(Excerpts from a figure dataset)
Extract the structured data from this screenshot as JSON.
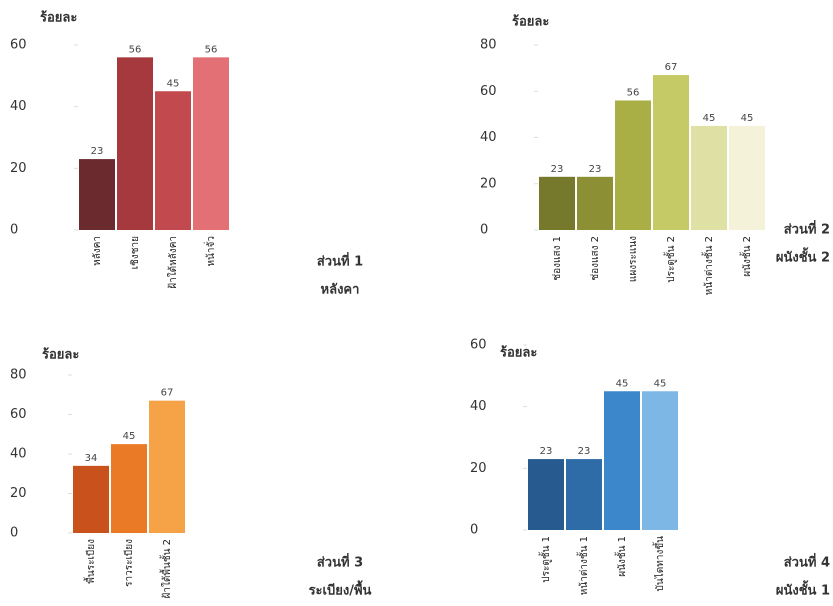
{
  "chart_data": [
    {
      "type": "bar",
      "y_label": "ร้อยละ",
      "categories": [
        "หลังคา",
        "เชิงชาย",
        "ฝ้าใต้หลังคา",
        "หน้าจั่ว"
      ],
      "values": [
        23,
        56,
        45,
        56
      ],
      "colors": [
        "#6b2a2e",
        "#a5393d",
        "#c24a4e",
        "#e27074"
      ],
      "ylim": [
        0,
        60
      ],
      "yticks": [
        0,
        20,
        40,
        60
      ],
      "caption_title": "ส่วนที่ 1",
      "caption_subtitle": "หลังคา"
    },
    {
      "type": "bar",
      "y_label": "ร้อยละ",
      "categories": [
        "ช่องแสง 1",
        "ช่องแสง 2",
        "แผงระแนง",
        "ประตูชั้น 2",
        "หน้าต่างชั้น 2",
        "ผนังชั้น 2"
      ],
      "values": [
        23,
        23,
        56,
        67,
        45,
        45
      ],
      "colors": [
        "#76782c",
        "#8c8f33",
        "#a9ae45",
        "#c5ca66",
        "#dfe1a4",
        "#f4f3da"
      ],
      "ylim": [
        0,
        80
      ],
      "yticks": [
        0,
        20,
        40,
        60,
        80
      ],
      "caption_title": "ส่วนที่ 2",
      "caption_subtitle": "ผนังชั้น 2"
    },
    {
      "type": "bar",
      "y_label": "ร้อยละ",
      "categories": [
        "พื้นระเบียง",
        "ราวระเบียง",
        "ฝ้าใต้พื้นชั้น 2"
      ],
      "values": [
        34,
        45,
        67
      ],
      "colors": [
        "#c9511c",
        "#ea7a26",
        "#f6a246"
      ],
      "ylim": [
        0,
        80
      ],
      "yticks": [
        0,
        20,
        40,
        60,
        80
      ],
      "caption_title": "ส่วนที่ 3",
      "caption_subtitle": "ระเบียง/พื้น"
    },
    {
      "type": "bar",
      "y_label": "ร้อยละ",
      "categories": [
        "ประตูชั้น 1",
        "หน้าต่างชั้น 1",
        "ผนังชั้น 1",
        "บันไดทางขึ้น"
      ],
      "values": [
        23,
        23,
        45,
        45
      ],
      "colors": [
        "#275b8f",
        "#2e6ca8",
        "#3c86cc",
        "#7cb7e6"
      ],
      "ylim": [
        0,
        60
      ],
      "yticks": [
        0,
        20,
        40,
        60
      ],
      "caption_title": "ส่วนที่ 4",
      "caption_subtitle": "ผนังชั้น 1"
    }
  ]
}
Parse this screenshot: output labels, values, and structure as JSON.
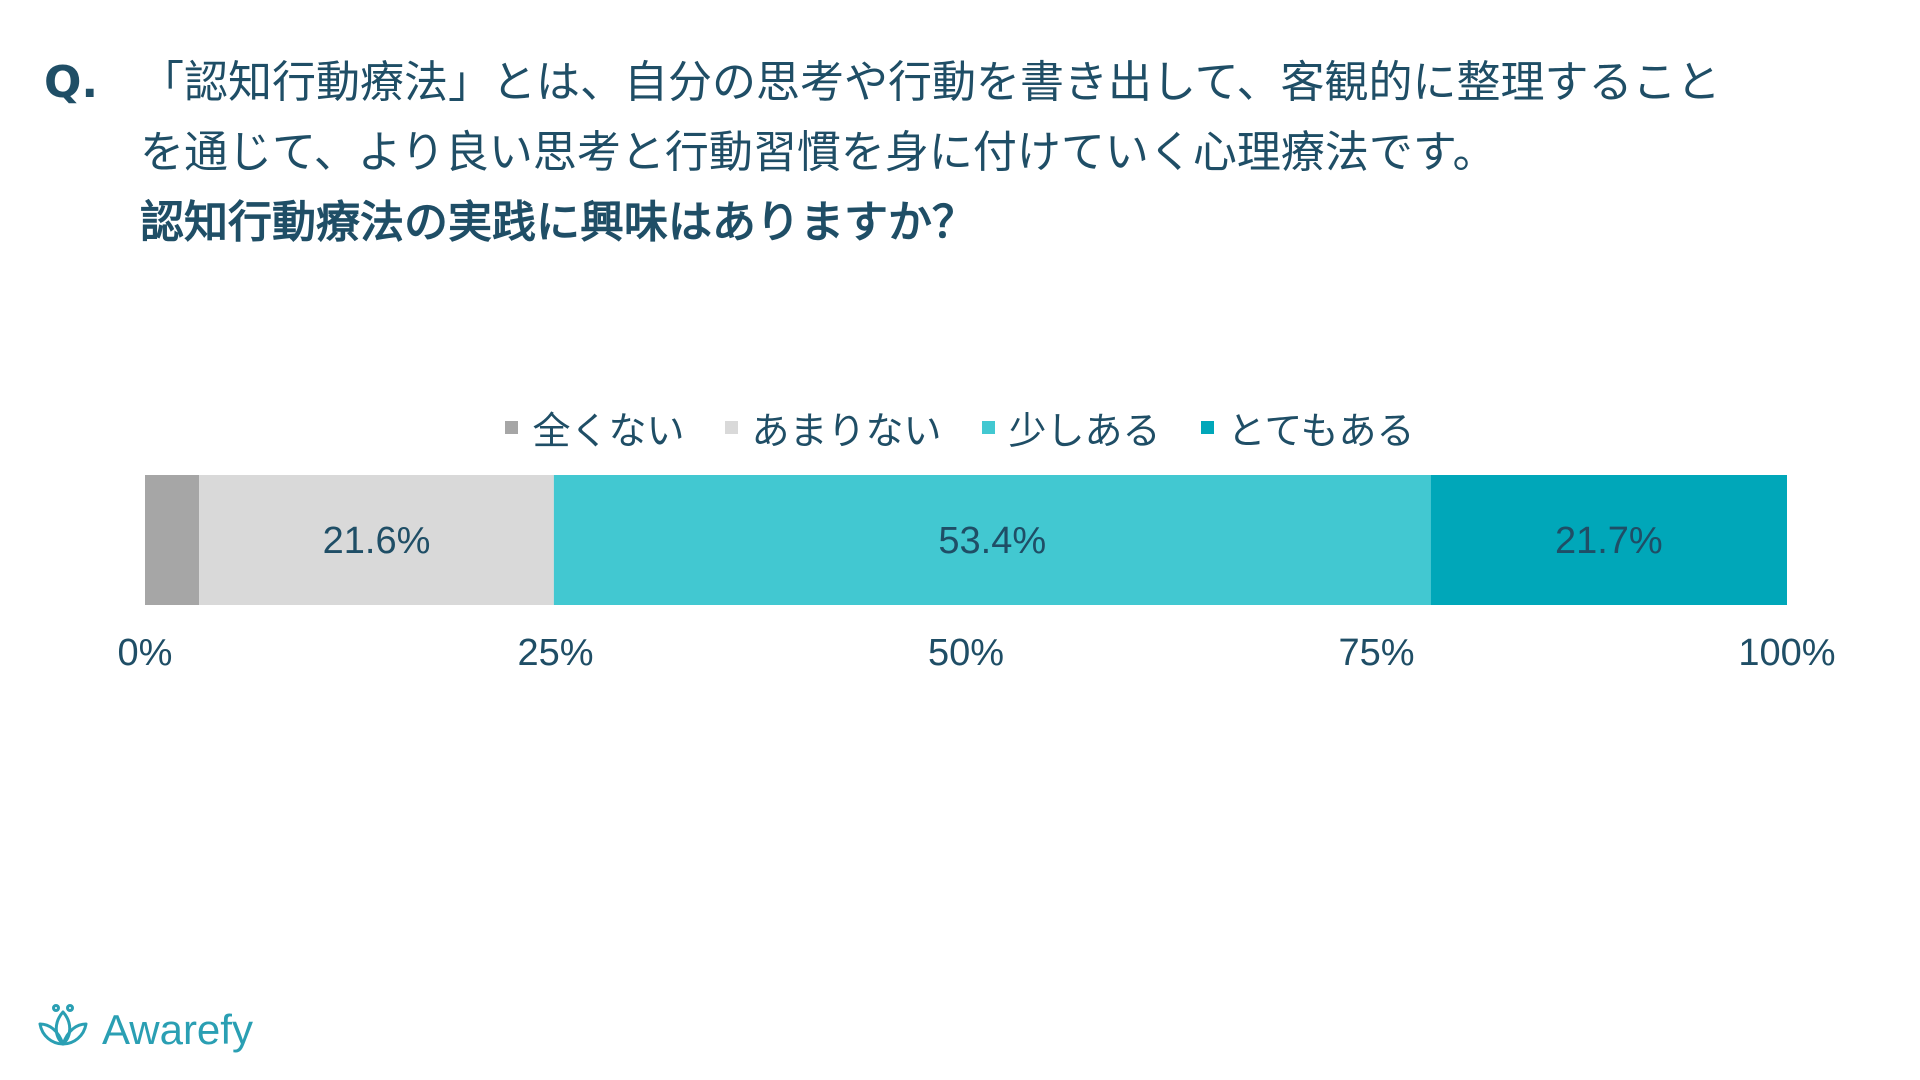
{
  "question": {
    "mark": "Q.",
    "line1": "「認知行動療法」とは、自分の思考や行動を書き出して、客観的に整理すること",
    "line2": "を通じて、より良い思考と行動習慣を身に付けていく心理療法です。",
    "line3": "認知行動療法の実践に興味はありますか？"
  },
  "colors": {
    "none": "#a6a6a6",
    "little": "#d9d9d9",
    "some": "#42c8d1",
    "very": "#00a7b9"
  },
  "chart_data": {
    "type": "bar",
    "orientation": "horizontal-stacked-100",
    "categories": [
      ""
    ],
    "series": [
      {
        "name": "全くない",
        "values": [
          3.3
        ],
        "label": ""
      },
      {
        "name": "あまりない",
        "values": [
          21.6
        ],
        "label": "21.6%"
      },
      {
        "name": "少しある",
        "values": [
          53.4
        ],
        "label": "53.4%"
      },
      {
        "name": "とてもある",
        "values": [
          21.7
        ],
        "label": "21.7%"
      }
    ],
    "xlim": [
      0,
      100
    ],
    "ticks": [
      "0%",
      "25%",
      "50%",
      "75%",
      "100%"
    ],
    "legend_position": "top-center"
  },
  "logo": {
    "text": "Awarefy",
    "icon": "lotus-icon"
  }
}
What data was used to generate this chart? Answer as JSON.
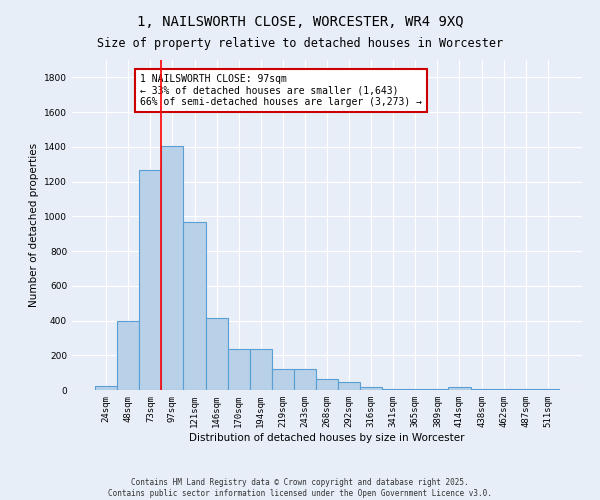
{
  "title_line1": "1, NAILSWORTH CLOSE, WORCESTER, WR4 9XQ",
  "title_line2": "Size of property relative to detached houses in Worcester",
  "xlabel": "Distribution of detached houses by size in Worcester",
  "ylabel": "Number of detached properties",
  "categories": [
    "24sqm",
    "48sqm",
    "73sqm",
    "97sqm",
    "121sqm",
    "146sqm",
    "170sqm",
    "194sqm",
    "219sqm",
    "243sqm",
    "268sqm",
    "292sqm",
    "316sqm",
    "341sqm",
    "365sqm",
    "389sqm",
    "414sqm",
    "438sqm",
    "462sqm",
    "487sqm",
    "511sqm"
  ],
  "values": [
    25,
    400,
    1265,
    1405,
    965,
    415,
    235,
    235,
    120,
    120,
    65,
    45,
    18,
    5,
    5,
    5,
    15,
    5,
    5,
    5,
    5
  ],
  "bar_color": "#b8d0e8",
  "bar_edge_color": "#5a9fd4",
  "bar_linewidth": 0.8,
  "red_line_index": 3,
  "annotation_text": "1 NAILSWORTH CLOSE: 97sqm\n← 33% of detached houses are smaller (1,643)\n66% of semi-detached houses are larger (3,273) →",
  "annotation_box_color": "#ffffff",
  "annotation_border_color": "#cc0000",
  "ylim": [
    0,
    1900
  ],
  "yticks": [
    0,
    200,
    400,
    600,
    800,
    1000,
    1200,
    1400,
    1600,
    1800
  ],
  "background_color": "#e8eef8",
  "grid_color": "#ffffff",
  "footer_line1": "Contains HM Land Registry data © Crown copyright and database right 2025.",
  "footer_line2": "Contains public sector information licensed under the Open Government Licence v3.0.",
  "title_fontsize": 10,
  "subtitle_fontsize": 8.5,
  "axis_label_fontsize": 7.5,
  "tick_fontsize": 6.5,
  "annotation_fontsize": 7,
  "footer_fontsize": 5.5
}
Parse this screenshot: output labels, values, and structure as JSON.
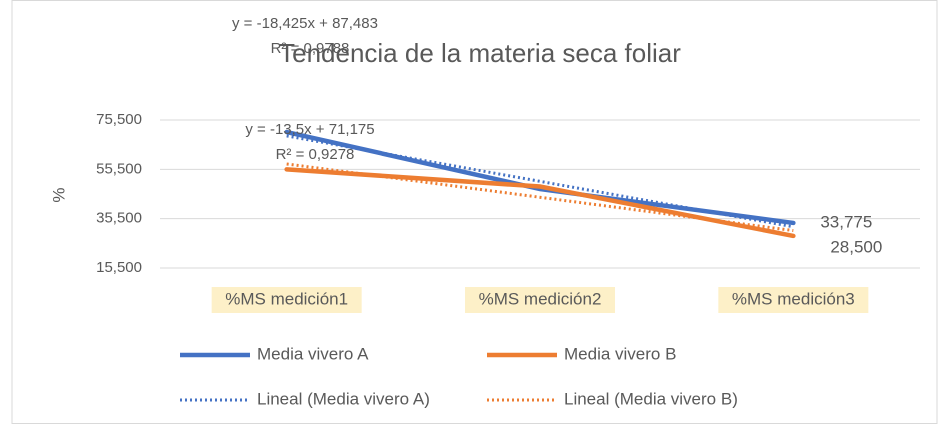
{
  "chart_data": {
    "type": "line",
    "title": "Tendencia de la materia seca foliar",
    "y_label": "%",
    "categories": [
      "%MS medición1",
      "%MS medición2",
      "%MS medición3"
    ],
    "series": [
      {
        "name": "Media vivero A",
        "color": "#4472c4",
        "values": [
          70.625,
          47.5,
          33.775
        ],
        "value_labels": [
          null,
          null,
          "33,775"
        ]
      },
      {
        "name": "Media vivero B",
        "color": "#ed7d31",
        "values": [
          55.5,
          48.525,
          28.5
        ],
        "value_labels": [
          null,
          null,
          "28,500"
        ]
      }
    ],
    "trendlines": [
      {
        "name": "Lineal (Media vivero A)",
        "color": "#4472c4",
        "slope": -18.425,
        "intercept": 87.483,
        "equation": "y = -18,425x + 87,483",
        "r_squared": "R² = 0,9788"
      },
      {
        "name": "Lineal (Media vivero B)",
        "color": "#ed7d31",
        "slope": -13.5,
        "intercept": 71.175,
        "equation": "y = -13,5x + 71,175",
        "r_squared": "R² = 0,9278"
      }
    ],
    "ylim": [
      15.5,
      75.5
    ],
    "yticks": [
      {
        "value": 15.5,
        "label": "15,500"
      },
      {
        "value": 35.5,
        "label": "35,500"
      },
      {
        "value": 55.5,
        "label": "55,500"
      },
      {
        "value": 75.5,
        "label": "75,500"
      }
    ],
    "grid": true,
    "legend": "bottom"
  }
}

Exercise directions -
Go through the listing above and work out how many lines contain the string "ffffff". Reply with the number alone.

The reply -
2